**Records to process:**
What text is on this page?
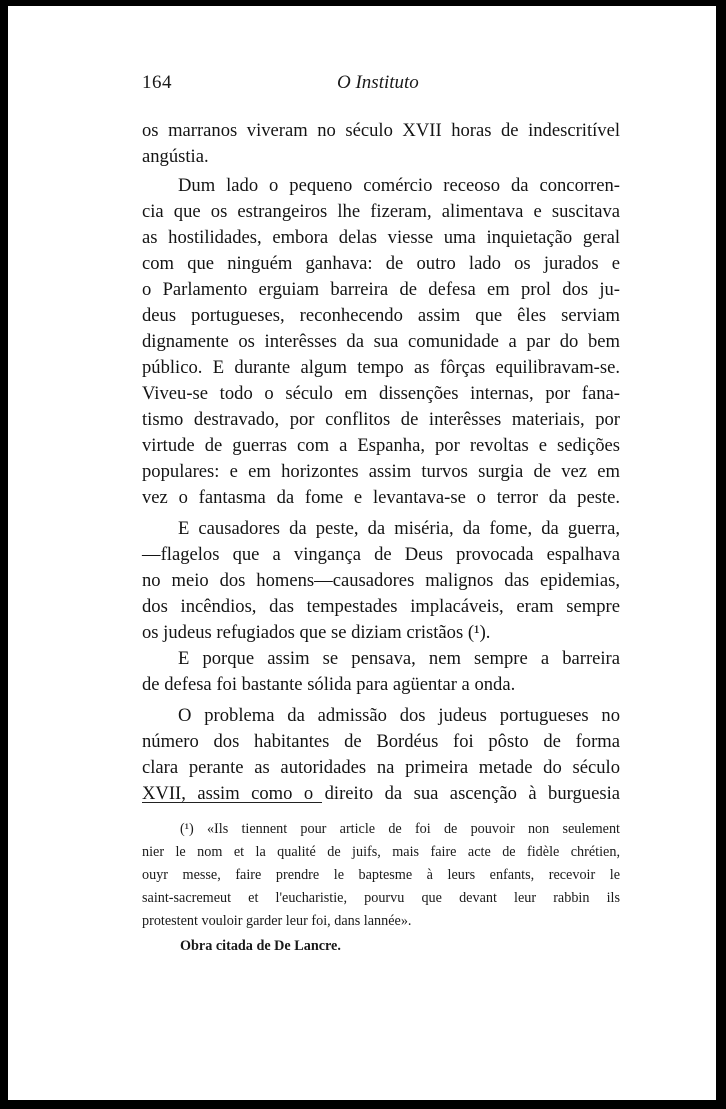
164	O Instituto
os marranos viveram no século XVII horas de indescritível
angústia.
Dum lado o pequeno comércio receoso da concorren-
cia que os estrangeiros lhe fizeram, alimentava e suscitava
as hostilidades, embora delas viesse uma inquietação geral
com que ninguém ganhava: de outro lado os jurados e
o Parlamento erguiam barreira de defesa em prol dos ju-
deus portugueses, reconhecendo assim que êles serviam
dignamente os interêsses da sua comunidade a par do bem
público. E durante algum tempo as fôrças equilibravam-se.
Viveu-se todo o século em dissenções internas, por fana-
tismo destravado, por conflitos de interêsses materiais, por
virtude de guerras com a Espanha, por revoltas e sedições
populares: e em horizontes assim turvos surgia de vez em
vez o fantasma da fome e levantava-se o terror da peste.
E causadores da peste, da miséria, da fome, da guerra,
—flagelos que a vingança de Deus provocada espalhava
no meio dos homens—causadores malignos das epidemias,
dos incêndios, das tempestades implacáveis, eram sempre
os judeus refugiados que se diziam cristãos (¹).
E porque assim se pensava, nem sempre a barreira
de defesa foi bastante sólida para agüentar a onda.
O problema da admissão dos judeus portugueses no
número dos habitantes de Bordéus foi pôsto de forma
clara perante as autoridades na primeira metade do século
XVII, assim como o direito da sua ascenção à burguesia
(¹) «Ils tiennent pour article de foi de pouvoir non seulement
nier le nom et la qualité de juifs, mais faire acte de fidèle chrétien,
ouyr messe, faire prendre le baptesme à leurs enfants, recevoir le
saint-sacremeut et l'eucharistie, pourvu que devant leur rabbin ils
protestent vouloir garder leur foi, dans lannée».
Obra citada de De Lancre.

==

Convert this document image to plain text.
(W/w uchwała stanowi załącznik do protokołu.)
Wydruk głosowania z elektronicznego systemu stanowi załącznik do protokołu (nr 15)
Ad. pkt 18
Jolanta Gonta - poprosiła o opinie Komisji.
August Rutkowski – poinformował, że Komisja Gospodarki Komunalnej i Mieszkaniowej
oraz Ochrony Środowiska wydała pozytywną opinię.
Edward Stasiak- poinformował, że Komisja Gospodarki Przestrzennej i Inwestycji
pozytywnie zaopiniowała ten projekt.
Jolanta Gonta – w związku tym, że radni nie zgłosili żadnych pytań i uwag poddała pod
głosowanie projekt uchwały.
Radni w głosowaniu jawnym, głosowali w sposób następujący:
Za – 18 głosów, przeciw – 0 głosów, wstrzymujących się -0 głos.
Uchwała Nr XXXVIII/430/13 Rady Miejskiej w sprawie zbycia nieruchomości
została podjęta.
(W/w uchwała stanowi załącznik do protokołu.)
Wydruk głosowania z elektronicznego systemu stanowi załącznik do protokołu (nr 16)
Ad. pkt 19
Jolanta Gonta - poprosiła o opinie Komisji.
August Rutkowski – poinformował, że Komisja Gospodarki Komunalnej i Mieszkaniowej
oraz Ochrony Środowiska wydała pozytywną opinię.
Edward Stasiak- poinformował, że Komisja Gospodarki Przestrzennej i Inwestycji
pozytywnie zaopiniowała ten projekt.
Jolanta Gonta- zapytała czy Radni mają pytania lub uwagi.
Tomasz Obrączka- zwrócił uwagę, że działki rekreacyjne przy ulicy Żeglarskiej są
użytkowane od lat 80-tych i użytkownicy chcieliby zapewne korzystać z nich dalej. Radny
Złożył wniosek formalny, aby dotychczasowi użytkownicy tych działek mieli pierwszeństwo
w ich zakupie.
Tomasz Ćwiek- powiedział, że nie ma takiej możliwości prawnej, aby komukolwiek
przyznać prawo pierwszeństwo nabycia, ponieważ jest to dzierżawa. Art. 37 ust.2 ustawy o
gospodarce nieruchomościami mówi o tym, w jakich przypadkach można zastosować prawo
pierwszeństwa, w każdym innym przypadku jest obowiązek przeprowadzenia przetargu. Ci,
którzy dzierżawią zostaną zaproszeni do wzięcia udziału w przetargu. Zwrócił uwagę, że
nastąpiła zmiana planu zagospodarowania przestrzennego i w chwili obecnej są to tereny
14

---

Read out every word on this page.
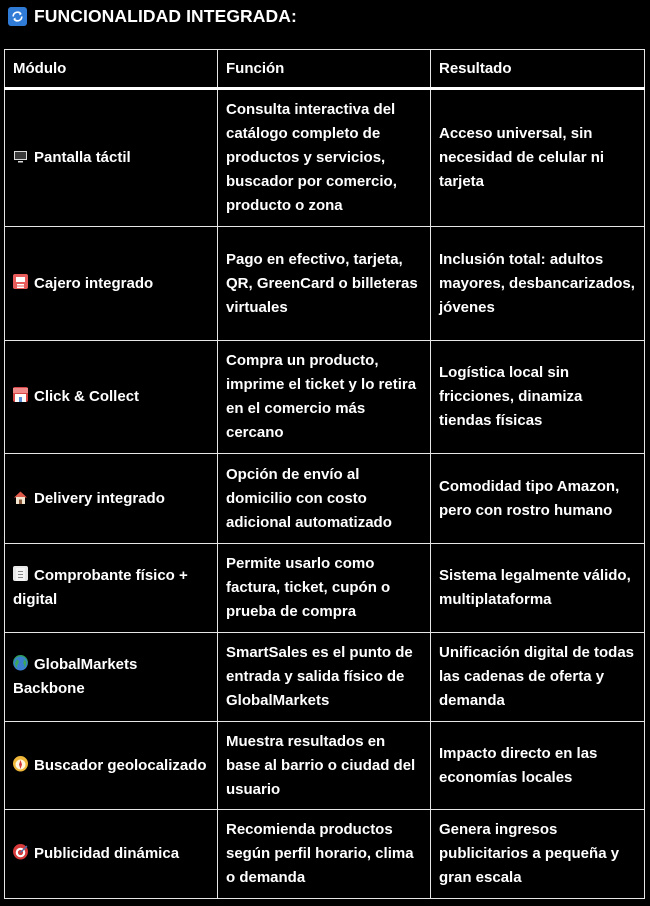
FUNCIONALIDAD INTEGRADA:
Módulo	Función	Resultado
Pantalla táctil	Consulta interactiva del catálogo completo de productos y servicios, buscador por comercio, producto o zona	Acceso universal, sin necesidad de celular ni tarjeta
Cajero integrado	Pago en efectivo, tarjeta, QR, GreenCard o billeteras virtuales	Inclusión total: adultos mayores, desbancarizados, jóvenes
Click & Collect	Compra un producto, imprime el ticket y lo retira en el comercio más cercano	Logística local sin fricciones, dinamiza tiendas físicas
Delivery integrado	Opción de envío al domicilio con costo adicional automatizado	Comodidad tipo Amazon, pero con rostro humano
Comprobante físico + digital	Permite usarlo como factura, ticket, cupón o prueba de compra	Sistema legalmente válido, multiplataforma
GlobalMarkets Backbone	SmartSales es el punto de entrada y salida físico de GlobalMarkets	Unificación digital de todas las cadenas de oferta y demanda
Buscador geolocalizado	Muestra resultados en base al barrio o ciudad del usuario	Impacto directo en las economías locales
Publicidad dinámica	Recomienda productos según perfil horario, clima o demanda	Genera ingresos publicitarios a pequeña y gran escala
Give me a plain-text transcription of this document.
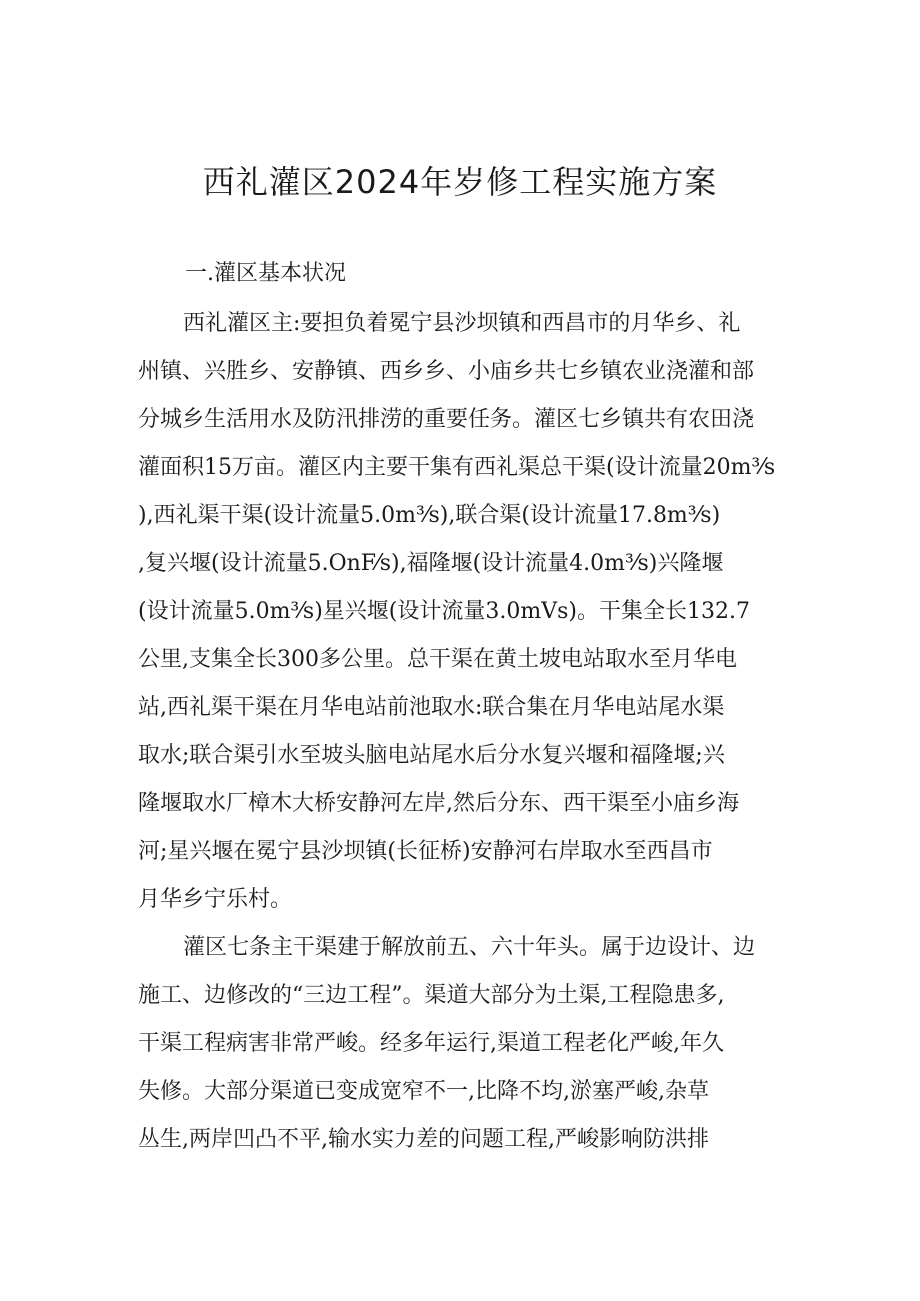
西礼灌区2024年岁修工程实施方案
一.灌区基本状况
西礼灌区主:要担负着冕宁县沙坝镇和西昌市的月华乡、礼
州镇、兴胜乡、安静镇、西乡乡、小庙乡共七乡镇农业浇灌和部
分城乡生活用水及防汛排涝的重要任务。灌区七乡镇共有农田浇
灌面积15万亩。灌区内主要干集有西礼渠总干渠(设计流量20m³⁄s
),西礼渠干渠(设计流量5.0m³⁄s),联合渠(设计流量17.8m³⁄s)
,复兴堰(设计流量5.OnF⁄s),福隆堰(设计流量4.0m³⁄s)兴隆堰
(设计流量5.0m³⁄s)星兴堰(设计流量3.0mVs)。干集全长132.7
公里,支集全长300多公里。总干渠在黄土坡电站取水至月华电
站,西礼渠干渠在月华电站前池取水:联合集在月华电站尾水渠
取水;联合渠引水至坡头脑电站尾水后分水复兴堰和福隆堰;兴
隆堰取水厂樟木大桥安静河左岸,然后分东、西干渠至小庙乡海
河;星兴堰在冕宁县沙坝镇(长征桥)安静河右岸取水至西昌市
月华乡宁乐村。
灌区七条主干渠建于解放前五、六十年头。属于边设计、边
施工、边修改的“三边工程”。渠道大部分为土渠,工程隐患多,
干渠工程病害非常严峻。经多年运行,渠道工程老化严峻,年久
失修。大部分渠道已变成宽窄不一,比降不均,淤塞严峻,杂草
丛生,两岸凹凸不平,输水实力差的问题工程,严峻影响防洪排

**Short task:** Go through the records and copy each line with "załącznik" in it.

**Complete output:**
(W/w uchwała stanowi załącznik do protokołu.)
Wydruk głosowania z elektronicznego systemu stanowi załącznik do protokołu (nr 15)
(W/w uchwała stanowi załącznik do protokołu.)
Wydruk głosowania z elektronicznego systemu stanowi załącznik do protokołu (nr 16)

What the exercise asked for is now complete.